* **Directions for this task**: Exact reproduction is required for all entries.

#### Supplied records

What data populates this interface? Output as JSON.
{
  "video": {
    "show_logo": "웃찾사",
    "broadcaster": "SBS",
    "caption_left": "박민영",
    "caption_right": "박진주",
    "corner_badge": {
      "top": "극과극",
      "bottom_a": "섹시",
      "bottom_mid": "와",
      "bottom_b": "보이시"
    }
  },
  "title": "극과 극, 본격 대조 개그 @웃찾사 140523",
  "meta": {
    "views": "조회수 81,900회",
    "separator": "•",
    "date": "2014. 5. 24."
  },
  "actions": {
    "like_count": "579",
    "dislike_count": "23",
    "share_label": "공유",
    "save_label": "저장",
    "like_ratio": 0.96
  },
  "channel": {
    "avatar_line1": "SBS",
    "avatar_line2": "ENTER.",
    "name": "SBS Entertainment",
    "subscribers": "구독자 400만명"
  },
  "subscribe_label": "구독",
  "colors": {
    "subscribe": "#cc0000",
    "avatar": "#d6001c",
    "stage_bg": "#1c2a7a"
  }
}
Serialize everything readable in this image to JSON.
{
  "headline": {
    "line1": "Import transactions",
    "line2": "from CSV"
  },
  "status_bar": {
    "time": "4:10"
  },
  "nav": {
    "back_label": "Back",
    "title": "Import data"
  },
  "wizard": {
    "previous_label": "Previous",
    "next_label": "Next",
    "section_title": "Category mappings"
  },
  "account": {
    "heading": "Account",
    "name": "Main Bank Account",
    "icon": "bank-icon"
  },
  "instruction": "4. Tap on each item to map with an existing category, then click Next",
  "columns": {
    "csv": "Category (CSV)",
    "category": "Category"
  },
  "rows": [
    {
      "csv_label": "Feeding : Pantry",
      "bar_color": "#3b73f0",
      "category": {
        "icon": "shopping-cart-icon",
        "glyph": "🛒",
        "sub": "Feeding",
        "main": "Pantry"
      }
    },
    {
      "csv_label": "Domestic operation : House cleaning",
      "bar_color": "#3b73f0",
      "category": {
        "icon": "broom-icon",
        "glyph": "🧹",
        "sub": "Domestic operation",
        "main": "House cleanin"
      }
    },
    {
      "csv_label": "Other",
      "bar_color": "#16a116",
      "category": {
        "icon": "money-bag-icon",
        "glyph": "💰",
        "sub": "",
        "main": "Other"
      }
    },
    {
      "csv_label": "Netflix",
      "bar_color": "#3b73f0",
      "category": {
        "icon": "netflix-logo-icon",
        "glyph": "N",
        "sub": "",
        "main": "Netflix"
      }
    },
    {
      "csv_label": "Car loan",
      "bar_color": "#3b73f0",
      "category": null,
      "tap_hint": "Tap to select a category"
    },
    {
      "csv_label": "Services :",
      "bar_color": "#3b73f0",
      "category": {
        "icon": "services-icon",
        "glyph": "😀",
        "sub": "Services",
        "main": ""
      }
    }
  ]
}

########

* **Reply**:
What data populates this interface? Output as JSON.
{
  "video": {
    "show_logo": "웃찾사",
    "broadcaster": "SBS",
    "caption_left": "박민영",
    "caption_right": "박진주",
    "corner_badge": {
      "top": "극과극",
      "bottom_a": "섹시",
      "bottom_mid": "와",
      "bottom_b": "보이시"
    }
  },
  "title": "극과 극, 본격 대조 개그 @웃찾사 140523",
  "meta": {
    "views": "조회수 81,900회",
    "separator": "•",
    "date": "2014. 5. 24."
  },
  "actions": {
    "like_count": "579",
    "dislike_count": "23",
    "share_label": "공유",
    "save_label": "저장",
    "like_ratio": 0.96
  },
  "channel": {
    "avatar_line1": "SBS",
    "avatar_line2": "ENTER.",
    "name": "SBS Entertainment",
    "subscribers": "구독자 400만명"
  },
  "subscribe_label": "구독",
  "colors": {
    "subscribe": "#cc0000",
    "avatar": "#d6001c",
    "stage_bg": "#1c2a7a"
  }
}
Serialize everything readable in this image to JSON.
{
  "headline": {
    "line1": "Import transactions",
    "line2": "from CSV"
  },
  "status_bar": {
    "time": "4:10"
  },
  "nav": {
    "back_label": "Back",
    "title": "Import data"
  },
  "wizard": {
    "previous_label": "Previous",
    "next_label": "Next",
    "section_title": "Category mappings"
  },
  "account": {
    "heading": "Account",
    "name": "Main Bank Account",
    "icon": "bank-icon"
  },
  "instruction": "4. Tap on each item to map with an existing category, then click Next",
  "columns": {
    "csv": "Category (CSV)",
    "category": "Category"
  },
  "rows": [
    {
      "csv_label": "Feeding : Pantry",
      "bar_color": "#3b73f0",
      "category": {
        "icon": "shopping-cart-icon",
        "glyph": "🛒",
        "sub": "Feeding",
        "main": "Pantry"
      }
    },
    {
      "csv_label": "Domestic operation : House cleaning",
      "bar_color": "#3b73f0",
      "category": {
        "icon": "broom-icon",
        "glyph": "🧹",
        "sub": "Domestic operation",
        "main": "House cleanin"
      }
    },
    {
      "csv_label": "Other",
      "bar_color": "#16a116",
      "category": {
        "icon": "money-bag-icon",
        "glyph": "💰",
        "sub": "",
        "main": "Other"
      }
    },
    {
      "csv_label": "Netflix",
      "bar_color": "#3b73f0",
      "category": {
        "icon": "netflix-logo-icon",
        "glyph": "N",
        "sub": "",
        "main": "Netflix"
      }
    },
    {
      "csv_label": "Car loan",
      "bar_color": "#3b73f0",
      "category": null,
      "tap_hint": "Tap to select a category"
    },
    {
      "csv_label": "Services :",
      "bar_color": "#3b73f0",
      "category": {
        "icon": "services-icon",
        "glyph": "😀",
        "sub": "Services",
        "main": ""
      }
    }
  ]
}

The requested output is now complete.